Exercise task
Read the data and repeat it in full, exactly.
-- begin Supplied data --
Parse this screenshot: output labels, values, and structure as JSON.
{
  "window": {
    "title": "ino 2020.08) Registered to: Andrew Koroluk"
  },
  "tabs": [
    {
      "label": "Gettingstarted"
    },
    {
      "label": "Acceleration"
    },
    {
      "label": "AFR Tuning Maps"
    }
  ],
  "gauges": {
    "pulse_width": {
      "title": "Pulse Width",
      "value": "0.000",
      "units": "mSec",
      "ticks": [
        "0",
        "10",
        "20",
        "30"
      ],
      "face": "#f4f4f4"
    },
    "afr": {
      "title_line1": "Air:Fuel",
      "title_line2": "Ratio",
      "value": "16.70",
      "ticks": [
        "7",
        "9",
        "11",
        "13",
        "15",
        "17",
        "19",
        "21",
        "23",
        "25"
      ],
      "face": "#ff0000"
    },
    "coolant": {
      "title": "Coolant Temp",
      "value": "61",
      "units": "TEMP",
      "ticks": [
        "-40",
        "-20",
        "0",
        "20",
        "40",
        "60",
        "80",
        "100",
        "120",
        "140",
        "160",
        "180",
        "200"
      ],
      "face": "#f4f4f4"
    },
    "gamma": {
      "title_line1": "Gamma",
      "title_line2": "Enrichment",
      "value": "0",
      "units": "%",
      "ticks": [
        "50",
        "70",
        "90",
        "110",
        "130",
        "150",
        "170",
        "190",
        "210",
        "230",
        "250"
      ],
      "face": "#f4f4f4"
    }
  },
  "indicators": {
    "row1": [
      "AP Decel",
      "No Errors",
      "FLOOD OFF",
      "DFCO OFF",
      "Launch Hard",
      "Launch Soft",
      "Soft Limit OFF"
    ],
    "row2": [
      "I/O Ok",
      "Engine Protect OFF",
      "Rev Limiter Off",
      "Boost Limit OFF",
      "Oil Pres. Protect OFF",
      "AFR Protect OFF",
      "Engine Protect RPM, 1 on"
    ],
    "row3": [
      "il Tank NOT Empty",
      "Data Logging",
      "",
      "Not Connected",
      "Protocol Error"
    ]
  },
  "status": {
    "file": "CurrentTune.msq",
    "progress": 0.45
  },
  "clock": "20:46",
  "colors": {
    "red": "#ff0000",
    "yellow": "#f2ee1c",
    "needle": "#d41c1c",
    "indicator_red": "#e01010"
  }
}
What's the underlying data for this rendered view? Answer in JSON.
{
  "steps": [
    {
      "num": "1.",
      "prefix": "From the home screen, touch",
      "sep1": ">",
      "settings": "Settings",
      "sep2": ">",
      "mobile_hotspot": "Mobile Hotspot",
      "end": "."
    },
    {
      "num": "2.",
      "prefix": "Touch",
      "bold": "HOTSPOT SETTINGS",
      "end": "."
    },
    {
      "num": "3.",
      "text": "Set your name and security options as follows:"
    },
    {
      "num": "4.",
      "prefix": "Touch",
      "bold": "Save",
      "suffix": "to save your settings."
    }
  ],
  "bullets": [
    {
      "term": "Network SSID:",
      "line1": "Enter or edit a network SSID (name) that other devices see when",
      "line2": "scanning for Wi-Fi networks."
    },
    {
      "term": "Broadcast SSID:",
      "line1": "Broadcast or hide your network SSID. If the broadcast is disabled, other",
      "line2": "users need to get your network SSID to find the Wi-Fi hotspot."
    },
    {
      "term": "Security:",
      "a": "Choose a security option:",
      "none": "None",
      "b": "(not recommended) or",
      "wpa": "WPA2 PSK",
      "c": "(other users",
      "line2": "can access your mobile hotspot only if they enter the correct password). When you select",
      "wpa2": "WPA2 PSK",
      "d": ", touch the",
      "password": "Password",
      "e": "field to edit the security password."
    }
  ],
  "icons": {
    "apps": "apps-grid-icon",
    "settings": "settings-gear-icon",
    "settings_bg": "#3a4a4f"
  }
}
-- end Supplied data --
Solution for this exercise
Parse this screenshot: output labels, values, and structure as JSON.
{
  "window": {
    "title": "ino 2020.08) Registered to: Andrew Koroluk"
  },
  "tabs": [
    {
      "label": "Gettingstarted"
    },
    {
      "label": "Acceleration"
    },
    {
      "label": "AFR Tuning Maps"
    }
  ],
  "gauges": {
    "pulse_width": {
      "title": "Pulse Width",
      "value": "0.000",
      "units": "mSec",
      "ticks": [
        "0",
        "10",
        "20",
        "30"
      ],
      "face": "#f4f4f4"
    },
    "afr": {
      "title_line1": "Air:Fuel",
      "title_line2": "Ratio",
      "value": "16.70",
      "ticks": [
        "7",
        "9",
        "11",
        "13",
        "15",
        "17",
        "19",
        "21",
        "23",
        "25"
      ],
      "face": "#ff0000"
    },
    "coolant": {
      "title": "Coolant Temp",
      "value": "61",
      "units": "TEMP",
      "ticks": [
        "-40",
        "-20",
        "0",
        "20",
        "40",
        "60",
        "80",
        "100",
        "120",
        "140",
        "160",
        "180",
        "200"
      ],
      "face": "#f4f4f4"
    },
    "gamma": {
      "title_line1": "Gamma",
      "title_line2": "Enrichment",
      "value": "0",
      "units": "%",
      "ticks": [
        "50",
        "70",
        "90",
        "110",
        "130",
        "150",
        "170",
        "190",
        "210",
        "230",
        "250"
      ],
      "face": "#f4f4f4"
    }
  },
  "indicators": {
    "row1": [
      "AP Decel",
      "No Errors",
      "FLOOD OFF",
      "DFCO OFF",
      "Launch Hard",
      "Launch Soft",
      "Soft Limit OFF"
    ],
    "row2": [
      "I/O Ok",
      "Engine Protect OFF",
      "Rev Limiter Off",
      "Boost Limit OFF",
      "Oil Pres. Protect OFF",
      "AFR Protect OFF",
      "Engine Protect RPM, 1 on"
    ],
    "row3": [
      "il Tank NOT Empty",
      "Data Logging",
      "",
      "Not Connected",
      "Protocol Error"
    ]
  },
  "status": {
    "file": "CurrentTune.msq",
    "progress": 0.45
  },
  "clock": "20:46",
  "colors": {
    "red": "#ff0000",
    "yellow": "#f2ee1c",
    "needle": "#d41c1c",
    "indicator_red": "#e01010"
  }
}
What's the underlying data for this rendered view? Answer in JSON.
{
  "steps": [
    {
      "num": "1.",
      "prefix": "From the home screen, touch",
      "sep1": ">",
      "settings": "Settings",
      "sep2": ">",
      "mobile_hotspot": "Mobile Hotspot",
      "end": "."
    },
    {
      "num": "2.",
      "prefix": "Touch",
      "bold": "HOTSPOT SETTINGS",
      "end": "."
    },
    {
      "num": "3.",
      "text": "Set your name and security options as follows:"
    },
    {
      "num": "4.",
      "prefix": "Touch",
      "bold": "Save",
      "suffix": "to save your settings."
    }
  ],
  "bullets": [
    {
      "term": "Network SSID:",
      "line1": "Enter or edit a network SSID (name) that other devices see when",
      "line2": "scanning for Wi-Fi networks."
    },
    {
      "term": "Broadcast SSID:",
      "line1": "Broadcast or hide your network SSID. If the broadcast is disabled, other",
      "line2": "users need to get your network SSID to find the Wi-Fi hotspot."
    },
    {
      "term": "Security:",
      "a": "Choose a security option:",
      "none": "None",
      "b": "(not recommended) or",
      "wpa": "WPA2 PSK",
      "c": "(other users",
      "line2": "can access your mobile hotspot only if they enter the correct password). When you select",
      "wpa2": "WPA2 PSK",
      "d": ", touch the",
      "password": "Password",
      "e": "field to edit the security password."
    }
  ],
  "icons": {
    "apps": "apps-grid-icon",
    "settings": "settings-gear-icon",
    "settings_bg": "#3a4a4f"
  }
}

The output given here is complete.